To be done —
Exact reproduction is required for all entries.

Data entries
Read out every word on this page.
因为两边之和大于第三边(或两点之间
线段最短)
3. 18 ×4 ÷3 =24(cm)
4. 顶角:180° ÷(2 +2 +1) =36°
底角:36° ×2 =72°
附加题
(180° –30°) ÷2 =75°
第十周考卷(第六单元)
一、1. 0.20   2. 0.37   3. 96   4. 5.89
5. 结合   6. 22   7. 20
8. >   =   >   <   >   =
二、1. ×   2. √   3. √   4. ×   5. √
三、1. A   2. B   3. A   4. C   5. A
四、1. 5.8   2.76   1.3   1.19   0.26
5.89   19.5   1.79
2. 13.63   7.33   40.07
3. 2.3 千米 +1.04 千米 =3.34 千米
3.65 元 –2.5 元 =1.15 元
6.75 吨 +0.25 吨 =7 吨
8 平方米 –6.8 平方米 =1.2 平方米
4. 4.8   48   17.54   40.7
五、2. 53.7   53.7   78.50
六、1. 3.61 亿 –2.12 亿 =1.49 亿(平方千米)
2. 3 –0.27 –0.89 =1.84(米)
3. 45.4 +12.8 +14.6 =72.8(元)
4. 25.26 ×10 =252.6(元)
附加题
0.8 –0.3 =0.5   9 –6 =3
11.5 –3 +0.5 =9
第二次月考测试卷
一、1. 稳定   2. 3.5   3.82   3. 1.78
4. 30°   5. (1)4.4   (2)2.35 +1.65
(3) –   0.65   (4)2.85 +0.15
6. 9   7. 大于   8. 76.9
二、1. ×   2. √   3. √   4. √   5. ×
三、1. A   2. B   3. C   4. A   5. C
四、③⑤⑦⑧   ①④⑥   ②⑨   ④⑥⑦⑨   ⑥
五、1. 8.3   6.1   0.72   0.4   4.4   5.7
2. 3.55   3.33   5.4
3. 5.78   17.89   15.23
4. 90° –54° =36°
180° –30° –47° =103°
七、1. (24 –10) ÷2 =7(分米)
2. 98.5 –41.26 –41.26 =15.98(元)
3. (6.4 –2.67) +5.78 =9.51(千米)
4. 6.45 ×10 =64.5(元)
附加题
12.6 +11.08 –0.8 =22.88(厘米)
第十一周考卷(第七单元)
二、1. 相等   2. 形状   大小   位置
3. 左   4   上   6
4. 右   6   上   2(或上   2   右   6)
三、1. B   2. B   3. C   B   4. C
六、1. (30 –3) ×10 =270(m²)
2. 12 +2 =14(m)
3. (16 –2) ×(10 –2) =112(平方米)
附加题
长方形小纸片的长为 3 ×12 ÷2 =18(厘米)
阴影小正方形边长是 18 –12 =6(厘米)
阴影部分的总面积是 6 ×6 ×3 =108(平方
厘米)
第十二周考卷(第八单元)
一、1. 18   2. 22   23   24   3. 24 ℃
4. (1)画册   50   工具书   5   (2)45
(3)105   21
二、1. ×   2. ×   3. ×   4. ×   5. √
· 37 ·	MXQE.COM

The result —
Read out every word on this page.
因为两边之和大于第三边(或两点之间
线段最短)
3. 18 ×4 ÷3 =24(cm)
4. 顶角:180° ÷(2 +2 +1) =36°
底角:36° ×2 =72°
附加题
(180° –30°) ÷2 =75°
第十周考卷(第六单元)
一、1. 0.20   2. 0.37   3. 96   4. 5.89
5. 结合   6. 22   7. 20
8. >   =   >   <   >   =
二、1. ×   2. √   3. √   4. ×   5. √
三、1. A   2. B   3. A   4. C   5. A
四、1. 5.8   2.76   1.3   1.19   0.26
5.89   19.5   1.79
2. 13.63   7.33   40.07
3. 2.3 千米 +1.04 千米 =3.34 千米
3.65 元 –2.5 元 =1.15 元
6.75 吨 +0.25 吨 =7 吨
8 平方米 –6.8 平方米 =1.2 平方米
4. 4.8   48   17.54   40.7
五、2. 53.7   53.7   78.50
六、1. 3.61 亿 –2.12 亿 =1.49 亿(平方千米)
2. 3 –0.27 –0.89 =1.84(米)
3. 45.4 +12.8 +14.6 =72.8(元)
4. 25.26 ×10 =252.6(元)
附加题
0.8 –0.3 =0.5   9 –6 =3
11.5 –3 +0.5 =9
第二次月考测试卷
一、1. 稳定   2. 3.5   3.82   3. 1.78
4. 30°   5. (1)4.4   (2)2.35 +1.65
(3) –   0.65   (4)2.85 +0.15
6. 9   7. 大于   8. 76.9
二、1. ×   2. √   3. √   4. √   5. ×
三、1. A   2. B   3. C   4. A   5. C
四、③⑤⑦⑧   ①④⑥   ②⑨   ④⑥⑦⑨   ⑥
五、1. 8.3   6.1   0.72   0.4   4.4   5.7
2. 3.55   3.33   5.4
3. 5.78   17.89   15.23
4. 90° –54° =36°
180° –30° –47° =103°
七、1. (24 –10) ÷2 =7(分米)
2. 98.5 –41.26 –41.26 =15.98(元)
3. (6.4 –2.67) +5.78 =9.51(千米)
4. 6.45 ×10 =64.5(元)
附加题
12.6 +11.08 –0.8 =22.88(厘米)
第十一周考卷(第七单元)
二、1. 相等   2. 形状   大小   位置
3. 左   4   上   6
4. 右   6   上   2(或上   2   右   6)
三、1. B   2. B   3. C   B   4. C
六、1. (30 –3) ×10 =270(m²)
2. 12 +2 =14(m)
3. (16 –2) ×(10 –2) =112(平方米)
附加题
长方形小纸片的长为 3 ×12 ÷2 =18(厘米)
阴影小正方形边长是 18 –12 =6(厘米)
阴影部分的总面积是 6 ×6 ×3 =108(平方
厘米)
第十二周考卷(第八单元)
一、1. 18   2. 22   23   24   3. 24 ℃
4. (1)画册   50   工具书   5   (2)45
(3)105   21
二、1. ×   2. ×   3. ×   4. ×   5. √
· 37 ·	MXQE.COM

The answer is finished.